GOAL OF THE EXERCISE → Find and copy every line in the records that includes the string "name".

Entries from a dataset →
<<<<
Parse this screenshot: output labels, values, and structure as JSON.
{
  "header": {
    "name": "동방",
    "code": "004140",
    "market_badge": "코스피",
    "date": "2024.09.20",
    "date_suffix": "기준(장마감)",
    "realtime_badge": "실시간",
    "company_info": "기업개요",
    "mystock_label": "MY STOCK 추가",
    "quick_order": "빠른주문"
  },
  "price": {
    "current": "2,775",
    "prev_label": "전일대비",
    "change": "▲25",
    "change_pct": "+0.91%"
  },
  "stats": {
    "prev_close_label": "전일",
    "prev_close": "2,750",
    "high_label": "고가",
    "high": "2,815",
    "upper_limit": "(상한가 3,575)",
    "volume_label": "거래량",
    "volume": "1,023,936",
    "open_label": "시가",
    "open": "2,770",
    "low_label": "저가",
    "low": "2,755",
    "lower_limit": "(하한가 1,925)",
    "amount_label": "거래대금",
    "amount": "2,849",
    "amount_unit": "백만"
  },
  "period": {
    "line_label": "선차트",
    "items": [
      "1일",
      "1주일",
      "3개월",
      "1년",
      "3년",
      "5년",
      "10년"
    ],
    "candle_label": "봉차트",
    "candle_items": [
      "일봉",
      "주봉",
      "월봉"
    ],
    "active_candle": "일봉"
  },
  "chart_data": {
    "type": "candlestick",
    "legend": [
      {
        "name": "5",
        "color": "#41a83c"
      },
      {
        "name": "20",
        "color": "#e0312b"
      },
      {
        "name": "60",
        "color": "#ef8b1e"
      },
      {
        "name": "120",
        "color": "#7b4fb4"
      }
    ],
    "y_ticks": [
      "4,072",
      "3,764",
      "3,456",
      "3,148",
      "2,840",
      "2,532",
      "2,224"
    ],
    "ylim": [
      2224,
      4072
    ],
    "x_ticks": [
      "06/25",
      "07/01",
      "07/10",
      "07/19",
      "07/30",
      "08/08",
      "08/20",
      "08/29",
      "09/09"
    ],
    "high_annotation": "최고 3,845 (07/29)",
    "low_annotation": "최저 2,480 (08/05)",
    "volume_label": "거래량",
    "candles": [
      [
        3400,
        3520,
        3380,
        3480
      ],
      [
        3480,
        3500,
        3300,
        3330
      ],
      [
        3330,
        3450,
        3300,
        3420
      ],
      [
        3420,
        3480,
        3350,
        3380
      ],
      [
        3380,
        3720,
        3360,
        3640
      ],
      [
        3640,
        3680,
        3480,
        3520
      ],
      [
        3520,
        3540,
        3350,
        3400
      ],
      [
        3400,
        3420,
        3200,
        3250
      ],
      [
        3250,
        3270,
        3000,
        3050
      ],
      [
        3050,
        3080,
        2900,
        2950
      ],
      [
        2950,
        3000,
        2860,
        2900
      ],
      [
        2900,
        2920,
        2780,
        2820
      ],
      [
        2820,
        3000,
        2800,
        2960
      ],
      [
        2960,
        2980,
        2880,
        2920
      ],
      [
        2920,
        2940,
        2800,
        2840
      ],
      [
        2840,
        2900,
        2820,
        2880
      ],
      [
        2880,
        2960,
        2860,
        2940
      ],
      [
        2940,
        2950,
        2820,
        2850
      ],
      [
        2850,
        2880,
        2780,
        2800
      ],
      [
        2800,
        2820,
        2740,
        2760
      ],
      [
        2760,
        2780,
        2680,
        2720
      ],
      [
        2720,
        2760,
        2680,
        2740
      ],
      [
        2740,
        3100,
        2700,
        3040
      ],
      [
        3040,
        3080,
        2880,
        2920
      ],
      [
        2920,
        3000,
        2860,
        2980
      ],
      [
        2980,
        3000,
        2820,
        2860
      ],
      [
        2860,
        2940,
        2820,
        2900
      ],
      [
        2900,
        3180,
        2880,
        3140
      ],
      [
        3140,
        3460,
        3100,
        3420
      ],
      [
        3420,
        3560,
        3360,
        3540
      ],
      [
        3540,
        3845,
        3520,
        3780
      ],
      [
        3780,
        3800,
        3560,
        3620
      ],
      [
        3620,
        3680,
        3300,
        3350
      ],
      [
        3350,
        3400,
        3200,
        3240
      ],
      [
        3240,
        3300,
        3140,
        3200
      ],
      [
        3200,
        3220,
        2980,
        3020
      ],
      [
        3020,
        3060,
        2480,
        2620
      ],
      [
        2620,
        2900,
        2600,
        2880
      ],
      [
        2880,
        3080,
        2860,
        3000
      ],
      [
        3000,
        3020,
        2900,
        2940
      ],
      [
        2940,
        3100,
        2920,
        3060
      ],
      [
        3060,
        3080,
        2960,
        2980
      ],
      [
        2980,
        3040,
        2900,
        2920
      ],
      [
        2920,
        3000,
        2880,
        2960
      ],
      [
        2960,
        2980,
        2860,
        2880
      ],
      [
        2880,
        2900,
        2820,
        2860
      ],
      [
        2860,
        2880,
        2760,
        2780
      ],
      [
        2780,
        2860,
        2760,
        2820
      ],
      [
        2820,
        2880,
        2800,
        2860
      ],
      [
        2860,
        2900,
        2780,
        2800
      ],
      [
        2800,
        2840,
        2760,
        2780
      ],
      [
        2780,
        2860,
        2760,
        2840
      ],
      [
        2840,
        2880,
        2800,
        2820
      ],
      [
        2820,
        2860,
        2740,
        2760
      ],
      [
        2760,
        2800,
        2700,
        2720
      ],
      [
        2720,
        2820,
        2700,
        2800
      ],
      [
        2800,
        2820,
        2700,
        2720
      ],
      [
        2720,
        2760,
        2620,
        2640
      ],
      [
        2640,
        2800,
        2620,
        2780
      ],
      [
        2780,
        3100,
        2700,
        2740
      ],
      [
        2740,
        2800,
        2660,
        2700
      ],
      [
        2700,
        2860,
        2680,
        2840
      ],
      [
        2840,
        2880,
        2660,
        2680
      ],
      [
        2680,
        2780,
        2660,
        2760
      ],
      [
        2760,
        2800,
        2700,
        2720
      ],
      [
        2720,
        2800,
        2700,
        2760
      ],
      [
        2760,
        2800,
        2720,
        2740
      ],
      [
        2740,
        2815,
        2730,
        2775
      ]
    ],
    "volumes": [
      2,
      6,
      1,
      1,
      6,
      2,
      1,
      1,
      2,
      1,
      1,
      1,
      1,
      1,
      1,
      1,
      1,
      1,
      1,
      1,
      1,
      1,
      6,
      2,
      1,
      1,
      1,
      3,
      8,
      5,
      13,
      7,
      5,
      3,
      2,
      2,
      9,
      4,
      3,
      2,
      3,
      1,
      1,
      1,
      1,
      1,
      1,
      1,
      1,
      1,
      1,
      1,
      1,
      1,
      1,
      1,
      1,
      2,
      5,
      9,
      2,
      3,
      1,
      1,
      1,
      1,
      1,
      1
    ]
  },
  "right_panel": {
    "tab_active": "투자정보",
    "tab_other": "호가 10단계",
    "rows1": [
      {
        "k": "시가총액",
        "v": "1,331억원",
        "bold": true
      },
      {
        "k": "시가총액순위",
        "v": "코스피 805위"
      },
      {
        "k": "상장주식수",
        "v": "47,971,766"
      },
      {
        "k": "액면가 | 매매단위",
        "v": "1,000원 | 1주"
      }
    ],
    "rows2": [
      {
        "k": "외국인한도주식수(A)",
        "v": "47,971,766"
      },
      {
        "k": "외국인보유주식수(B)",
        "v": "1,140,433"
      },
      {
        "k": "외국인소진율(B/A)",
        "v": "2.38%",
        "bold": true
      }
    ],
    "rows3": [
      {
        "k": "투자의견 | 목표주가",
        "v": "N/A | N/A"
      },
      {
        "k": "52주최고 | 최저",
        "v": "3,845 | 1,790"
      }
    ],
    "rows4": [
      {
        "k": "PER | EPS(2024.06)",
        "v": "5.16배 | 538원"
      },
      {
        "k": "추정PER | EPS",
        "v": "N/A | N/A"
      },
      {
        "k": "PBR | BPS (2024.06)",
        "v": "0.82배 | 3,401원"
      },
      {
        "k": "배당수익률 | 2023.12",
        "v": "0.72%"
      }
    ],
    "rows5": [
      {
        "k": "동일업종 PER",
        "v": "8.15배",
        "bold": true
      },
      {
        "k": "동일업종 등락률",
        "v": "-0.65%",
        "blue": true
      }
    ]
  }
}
>>>>
FINAL ANSWER →
    "name": "동방",
        "name": "5",
        "name": "20",
        "name": "60",
        "name": "120",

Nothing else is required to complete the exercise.